Extracted data entries:
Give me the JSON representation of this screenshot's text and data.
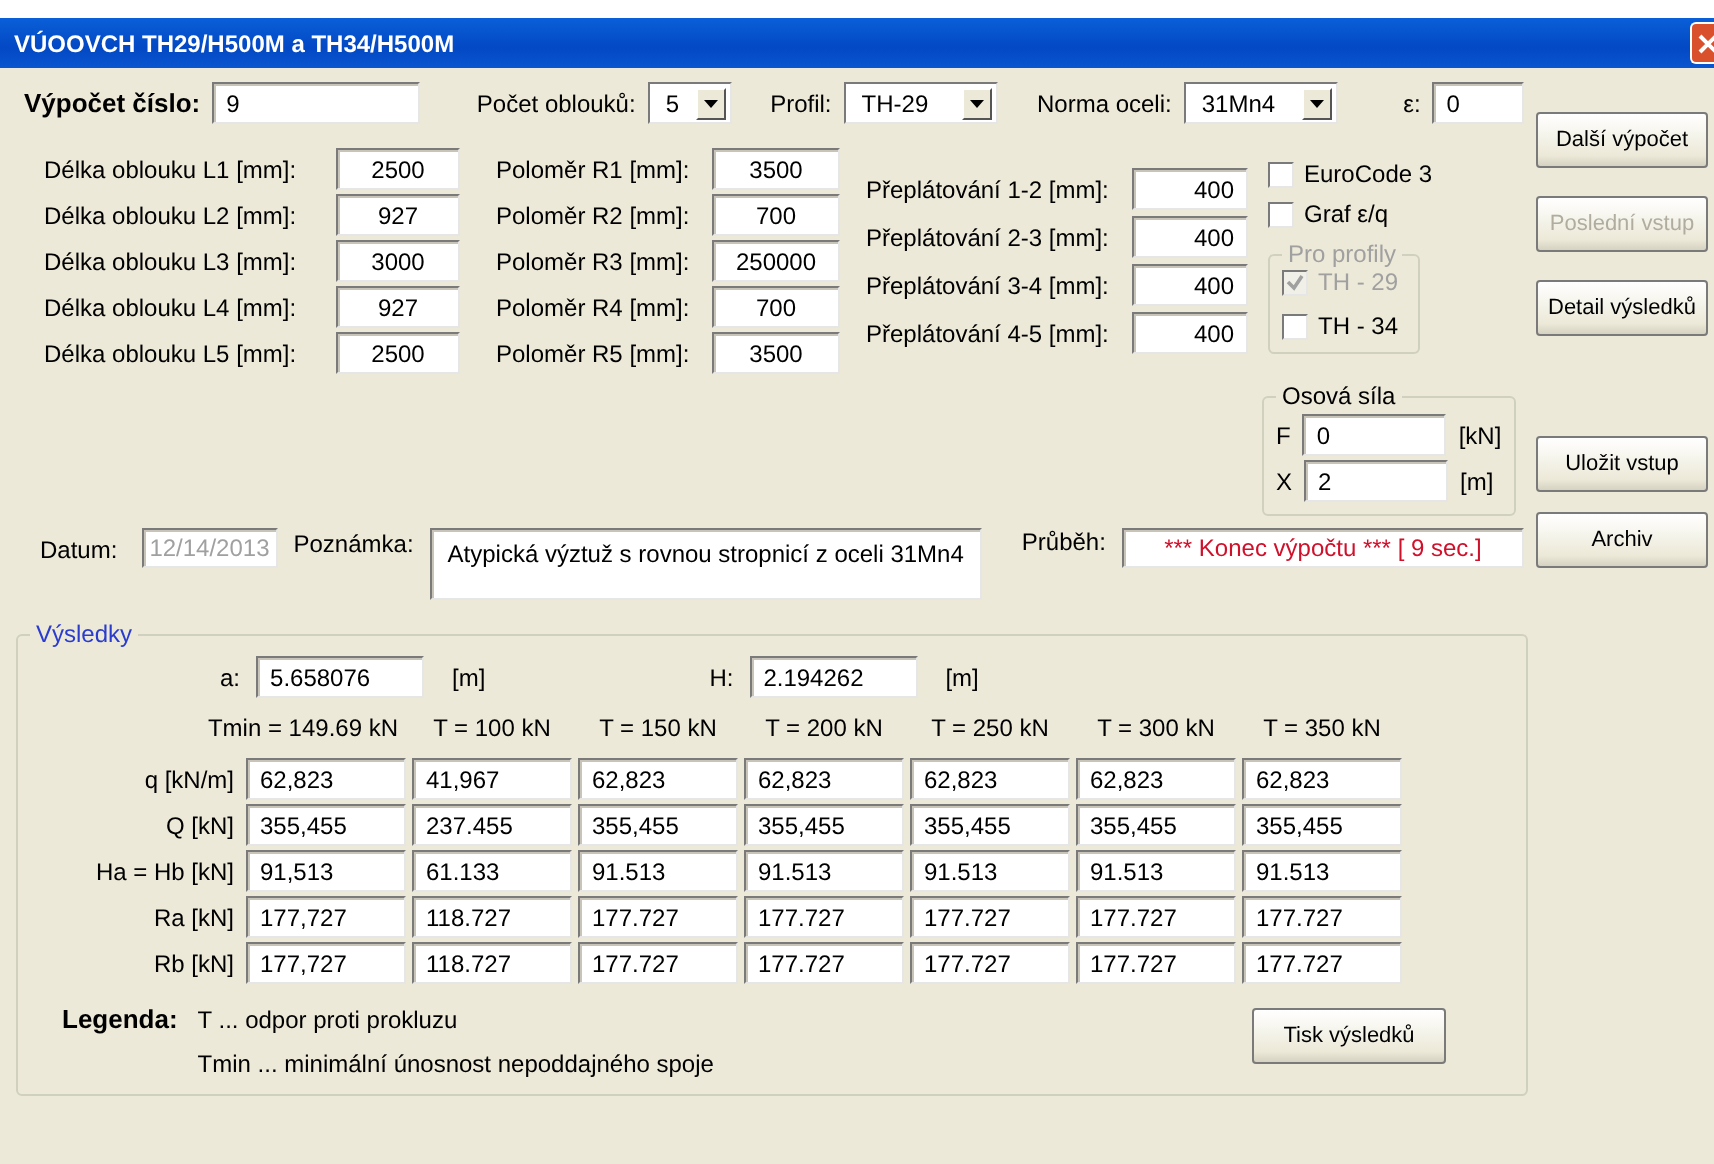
{
  "window": {
    "title": "VÚOOVCH TH29/H500M a TH34/H500M"
  },
  "top": {
    "calc_label": "Výpočet číslo:",
    "calc_value": "9",
    "arch_label": "Počet oblouků:",
    "arch_value": "5",
    "profile_label": "Profil:",
    "profile_value": "TH-29",
    "steel_label": "Norma oceli:",
    "steel_value": "31Mn4",
    "eps_label": "ε:",
    "eps_value": "0"
  },
  "lengths": [
    {
      "label": "Délka oblouku L1 [mm]:",
      "value": "2500"
    },
    {
      "label": "Délka oblouku L2 [mm]:",
      "value": "927"
    },
    {
      "label": "Délka oblouku L3 [mm]:",
      "value": "3000"
    },
    {
      "label": "Délka oblouku L4 [mm]:",
      "value": "927"
    },
    {
      "label": "Délka oblouku L5 [mm]:",
      "value": "2500"
    }
  ],
  "radii": [
    {
      "label": "Poloměr R1  [mm]:",
      "value": "3500"
    },
    {
      "label": "Poloměr R2  [mm]:",
      "value": "700"
    },
    {
      "label": "Poloměr R3  [mm]:",
      "value": "250000"
    },
    {
      "label": "Poloměr R4  [mm]:",
      "value": "700"
    },
    {
      "label": "Poloměr R5  [mm]:",
      "value": "3500"
    }
  ],
  "overlaps": [
    {
      "label": "Přeplátování 1-2  [mm]:",
      "value": "400"
    },
    {
      "label": "Přeplátování 2-3  [mm]:",
      "value": "400"
    },
    {
      "label": "Přeplátování 3-4  [mm]:",
      "value": "400"
    },
    {
      "label": "Přeplátování 4-5  [mm]:",
      "value": "400"
    }
  ],
  "options": [
    {
      "label": "EuroCode 3",
      "checked": false,
      "disabled": false
    },
    {
      "label": "Graf  ε/q",
      "checked": false,
      "disabled": false
    }
  ],
  "profiles_group": {
    "title": "Pro profily",
    "disabled": true,
    "items": [
      {
        "label": "TH - 29",
        "checked": true,
        "disabled": true
      },
      {
        "label": "TH - 34",
        "checked": false,
        "disabled": false
      }
    ]
  },
  "axial_force": {
    "title": "Osová síla",
    "rows": [
      {
        "label": "F",
        "value": "0",
        "unit": "[kN]"
      },
      {
        "label": "X",
        "value": "2",
        "unit": "[m]"
      }
    ]
  },
  "buttons_top": [
    {
      "label": "Další výpočet",
      "disabled": false
    },
    {
      "label": "Poslední vstup",
      "disabled": true
    },
    {
      "label": "Detail výsledků",
      "disabled": false
    }
  ],
  "buttons_bottom": [
    {
      "label": "Uložit vstup",
      "disabled": false
    },
    {
      "label": "Archiv",
      "disabled": false
    }
  ],
  "date": {
    "label": "Datum:",
    "value": "12/14/2013",
    "disabled": true
  },
  "note": {
    "label": "Poznámka:",
    "value": "Atypická výztuž s rovnou stropnicí z oceli 31Mn4"
  },
  "progress": {
    "label": "Průběh:",
    "value": "*** Konec výpočtu *** [ 9 sec.]"
  },
  "results": {
    "title": "Výsledky",
    "a_label": "a:",
    "a_value": "5.658076",
    "a_unit": "[m]",
    "h_label": "H:",
    "h_value": "2.194262",
    "h_unit": "[m]",
    "columns": [
      "Tmin =  149.69 kN",
      "T = 100 kN",
      "T = 150 kN",
      "T = 200 kN",
      "T = 250 kN",
      "T = 300 kN",
      "T = 350 kN"
    ],
    "rows": [
      {
        "label": "q [kN/m]",
        "values": [
          "62,823",
          "41,967",
          "62,823",
          "62,823",
          "62,823",
          "62,823",
          "62,823"
        ]
      },
      {
        "label": "Q [kN]",
        "values": [
          "355,455",
          "237.455",
          "355,455",
          "355,455",
          "355,455",
          "355,455",
          "355,455"
        ]
      },
      {
        "label": "Ha = Hb [kN]",
        "values": [
          "91,513",
          "61.133",
          "91.513",
          "91.513",
          "91.513",
          "91.513",
          "91.513"
        ]
      },
      {
        "label": "Ra [kN]",
        "values": [
          "177,727",
          "118.727",
          "177.727",
          "177.727",
          "177.727",
          "177.727",
          "177.727"
        ]
      },
      {
        "label": "Rb  [kN]",
        "values": [
          "177,727",
          "118.727",
          "177.727",
          "177.727",
          "177.727",
          "177.727",
          "177.727"
        ]
      }
    ],
    "legend_label": "Legenda:",
    "legend": [
      "T ... odpor proti prokluzu",
      "Tmin ... minimální únosnost nepoddajného spoje"
    ],
    "print_button": "Tisk výsledků"
  }
}
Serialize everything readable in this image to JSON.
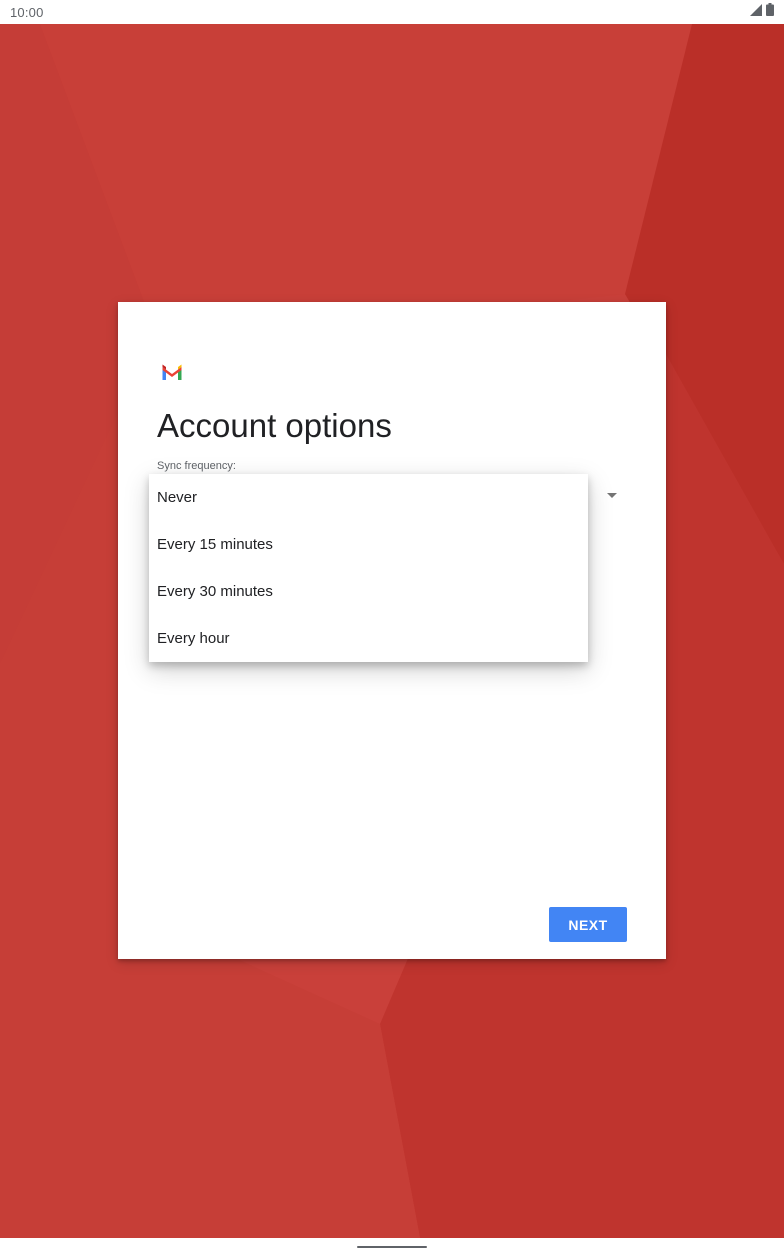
{
  "status_bar": {
    "time": "10:00",
    "icons": [
      "signal-icon",
      "battery-icon"
    ]
  },
  "card": {
    "logo_icon": "gmail-logo-icon",
    "title": "Account options",
    "sync_label": "Sync frequency:",
    "next_label": "NEXT"
  },
  "menu": {
    "items": [
      {
        "label": "Never"
      },
      {
        "label": "Every 15 minutes"
      },
      {
        "label": "Every 30 minutes"
      },
      {
        "label": "Every hour"
      }
    ]
  },
  "colors": {
    "background": "#c9403a",
    "accent": "#4285f4",
    "text": "#202124"
  }
}
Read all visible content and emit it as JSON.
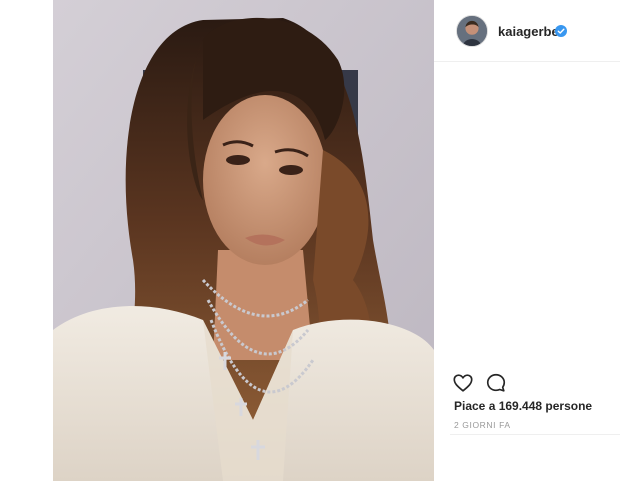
{
  "post": {
    "username": "kaiagerber",
    "likes_text": "Piace a 169.448 persone",
    "time_ago": "2 GIORNI FA"
  },
  "icons": {
    "like": "heart-icon",
    "comment": "comment-icon",
    "verified": "verified-badge-icon"
  },
  "colors": {
    "verified": "#3897f0",
    "text": "#262626",
    "muted": "#999999",
    "divider": "#efefef"
  }
}
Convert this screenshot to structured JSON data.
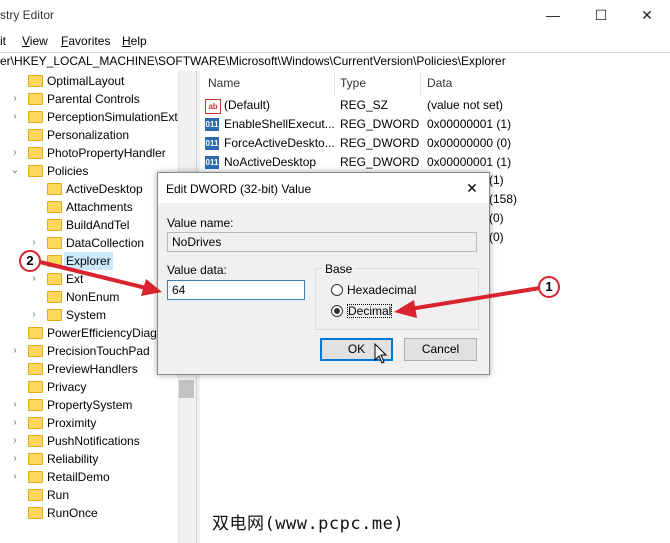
{
  "window": {
    "title": "stry Editor",
    "minimize_glyph": "—",
    "maximize_glyph": "☐",
    "close_glyph": "✕"
  },
  "menubar": {
    "items": [
      {
        "u": "",
        "rest": "it"
      },
      {
        "u": "V",
        "rest": "iew"
      },
      {
        "u": "F",
        "rest": "avorites"
      },
      {
        "u": "H",
        "rest": "elp"
      }
    ]
  },
  "address": {
    "path": "er\\HKEY_LOCAL_MACHINE\\SOFTWARE\\Microsoft\\Windows\\CurrentVersion\\Policies\\Explorer"
  },
  "tree": {
    "items": [
      {
        "label": "OptimalLayout",
        "expander": "",
        "depth": 0
      },
      {
        "label": "Parental Controls",
        "expander": "›",
        "depth": 0
      },
      {
        "label": "PerceptionSimulationExt",
        "expander": "›",
        "depth": 0
      },
      {
        "label": "Personalization",
        "expander": "",
        "depth": 0
      },
      {
        "label": "PhotoPropertyHandler",
        "expander": "›",
        "depth": 0
      },
      {
        "label": "Policies",
        "expander": "⌄",
        "depth": 0
      },
      {
        "label": "ActiveDesktop",
        "expander": "",
        "depth": 1
      },
      {
        "label": "Attachments",
        "expander": "",
        "depth": 1
      },
      {
        "label": "BuildAndTel",
        "expander": "",
        "depth": 1
      },
      {
        "label": "DataCollection",
        "expander": "›",
        "depth": 1
      },
      {
        "label": "Explorer",
        "expander": "",
        "depth": 1,
        "selected": true
      },
      {
        "label": "Ext",
        "expander": "›",
        "depth": 1
      },
      {
        "label": "NonEnum",
        "expander": "",
        "depth": 1
      },
      {
        "label": "System",
        "expander": "›",
        "depth": 1
      },
      {
        "label": "PowerEfficiencyDiagr",
        "expander": "",
        "depth": 0
      },
      {
        "label": "PrecisionTouchPad",
        "expander": "›",
        "depth": 0
      },
      {
        "label": "PreviewHandlers",
        "expander": "",
        "depth": 0
      },
      {
        "label": "Privacy",
        "expander": "",
        "depth": 0
      },
      {
        "label": "PropertySystem",
        "expander": "›",
        "depth": 0
      },
      {
        "label": "Proximity",
        "expander": "›",
        "depth": 0
      },
      {
        "label": "PushNotifications",
        "expander": "›",
        "depth": 0
      },
      {
        "label": "Reliability",
        "expander": "›",
        "depth": 0
      },
      {
        "label": "RetailDemo",
        "expander": "›",
        "depth": 0
      },
      {
        "label": "Run",
        "expander": "",
        "depth": 0
      },
      {
        "label": "RunOnce",
        "expander": "",
        "depth": 0
      }
    ]
  },
  "list": {
    "columns": {
      "name": "Name",
      "type": "Type",
      "data": "Data"
    },
    "rows": [
      {
        "icon": "ab",
        "name": "(Default)",
        "type": "REG_SZ",
        "data": "(value not set)"
      },
      {
        "icon": "011",
        "name": "EnableShellExecut...",
        "type": "REG_DWORD",
        "data": "0x00000001 (1)"
      },
      {
        "icon": "011",
        "name": "ForceActiveDeskto...",
        "type": "REG_DWORD",
        "data": "0x00000000 (0)"
      },
      {
        "icon": "011",
        "name": "NoActiveDesktop",
        "type": "REG_DWORD",
        "data": "0x00000001 (1)"
      }
    ],
    "partial_data": [
      "(1)",
      "(158)",
      "(0)",
      "(0)"
    ]
  },
  "dialog": {
    "title": "Edit DWORD (32-bit) Value",
    "close_glyph": "✕",
    "value_name_label": "Value name:",
    "value_name": "NoDrives",
    "value_data_label": "Value data:",
    "value_data": "64",
    "base_label": "Base",
    "hex_label": "Hexadecimal",
    "dec_label": "Decimal",
    "base_selected": "Decimal",
    "ok_label": "OK",
    "cancel_label": "Cancel"
  },
  "annotations": {
    "badge_1": "1",
    "badge_2": "2",
    "arrow_color": "#d9232e"
  },
  "watermark": "双电网(www.pcpc.me)"
}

* _TO BE DONE_:
Extract all lines from the data in which "title" is found.

* _WORKED ANSWER_:
    "title": "VÚOOVCH TH29/H500M a TH34/H500M"
    "title": "Pro profily",
    "title": "Osová síla",
    "title": "Výsledky",
    "title": "Account options",
    "title": "stry Editor",
    "title": "Edit DWORD (32-bit) Value",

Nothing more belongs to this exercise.